* Required work *
Find every line with the word "page". Copy those lines.

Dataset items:
[Begin]
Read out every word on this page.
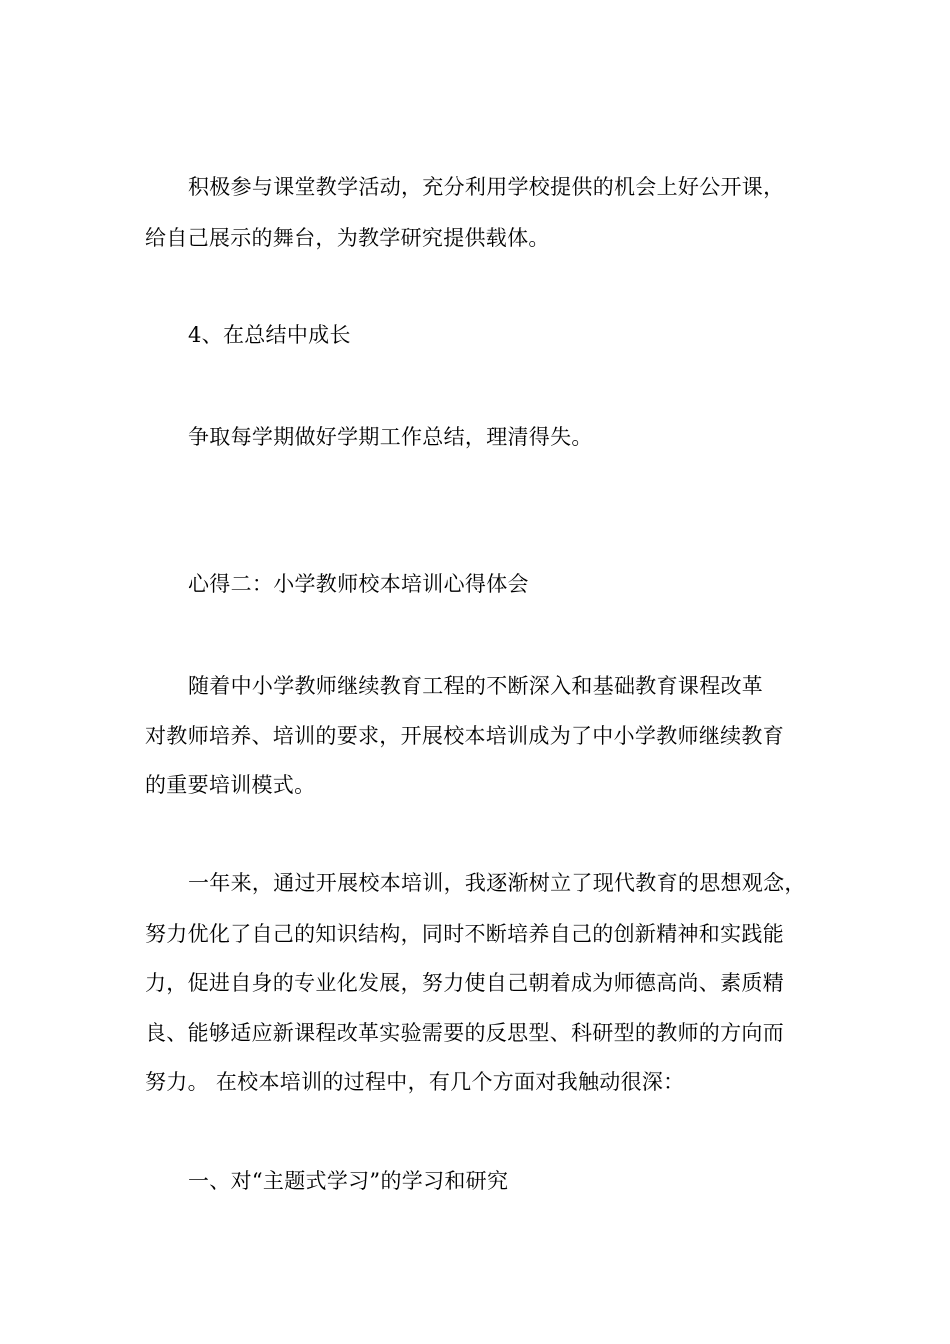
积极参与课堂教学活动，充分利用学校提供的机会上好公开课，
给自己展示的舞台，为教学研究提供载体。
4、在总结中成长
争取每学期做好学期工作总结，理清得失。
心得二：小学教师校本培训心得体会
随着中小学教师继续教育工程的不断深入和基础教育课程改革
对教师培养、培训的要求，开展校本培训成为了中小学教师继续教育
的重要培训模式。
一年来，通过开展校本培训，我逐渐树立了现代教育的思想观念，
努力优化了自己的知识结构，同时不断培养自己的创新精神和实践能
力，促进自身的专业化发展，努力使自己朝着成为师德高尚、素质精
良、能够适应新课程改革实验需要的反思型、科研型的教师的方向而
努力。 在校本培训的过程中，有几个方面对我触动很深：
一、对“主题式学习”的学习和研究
[End]
[Begin]
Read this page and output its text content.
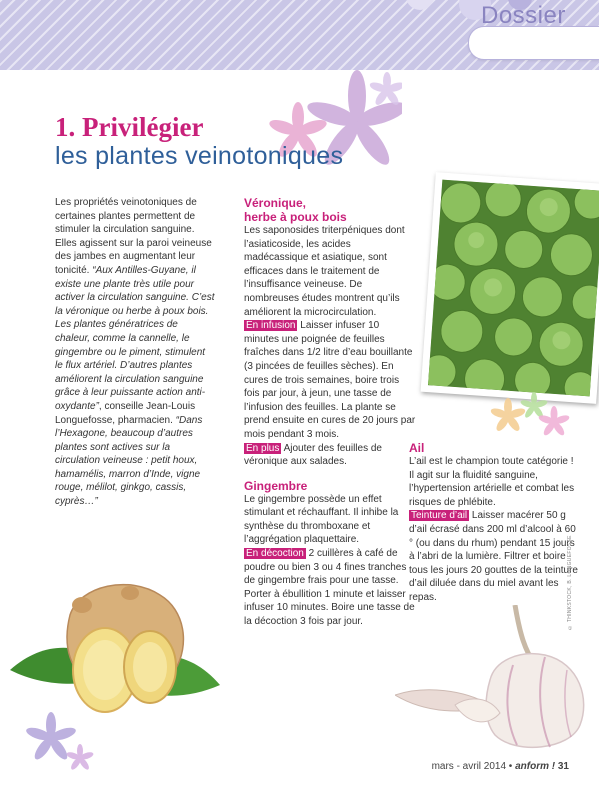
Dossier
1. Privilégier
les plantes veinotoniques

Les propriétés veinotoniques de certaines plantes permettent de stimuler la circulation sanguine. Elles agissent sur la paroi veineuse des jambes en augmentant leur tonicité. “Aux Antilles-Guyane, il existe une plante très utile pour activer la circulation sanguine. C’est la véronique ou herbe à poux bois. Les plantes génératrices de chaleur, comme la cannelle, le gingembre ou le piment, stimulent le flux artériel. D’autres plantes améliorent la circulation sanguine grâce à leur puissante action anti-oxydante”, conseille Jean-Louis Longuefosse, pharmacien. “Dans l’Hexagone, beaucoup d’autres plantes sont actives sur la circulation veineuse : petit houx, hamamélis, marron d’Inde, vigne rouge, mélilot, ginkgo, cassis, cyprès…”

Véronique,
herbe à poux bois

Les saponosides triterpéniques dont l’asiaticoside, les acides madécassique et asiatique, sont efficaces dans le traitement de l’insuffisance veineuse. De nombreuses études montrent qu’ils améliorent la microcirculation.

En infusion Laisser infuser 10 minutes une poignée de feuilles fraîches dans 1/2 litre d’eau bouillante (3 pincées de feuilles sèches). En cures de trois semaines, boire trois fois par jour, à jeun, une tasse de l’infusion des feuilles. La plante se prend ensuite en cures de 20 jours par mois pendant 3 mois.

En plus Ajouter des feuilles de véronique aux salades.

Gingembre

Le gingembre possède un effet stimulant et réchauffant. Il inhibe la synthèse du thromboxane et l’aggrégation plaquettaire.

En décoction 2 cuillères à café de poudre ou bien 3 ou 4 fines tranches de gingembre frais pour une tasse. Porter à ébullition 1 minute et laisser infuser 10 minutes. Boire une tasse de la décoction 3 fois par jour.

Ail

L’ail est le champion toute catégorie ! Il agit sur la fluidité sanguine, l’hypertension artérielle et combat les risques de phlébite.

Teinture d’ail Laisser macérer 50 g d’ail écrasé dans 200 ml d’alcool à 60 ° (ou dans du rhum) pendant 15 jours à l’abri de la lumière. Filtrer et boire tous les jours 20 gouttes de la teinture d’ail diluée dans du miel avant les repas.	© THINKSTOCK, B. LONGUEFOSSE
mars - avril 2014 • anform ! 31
[End]
* Result for this task *
Read out every word on this page.
Read this page and output its text content.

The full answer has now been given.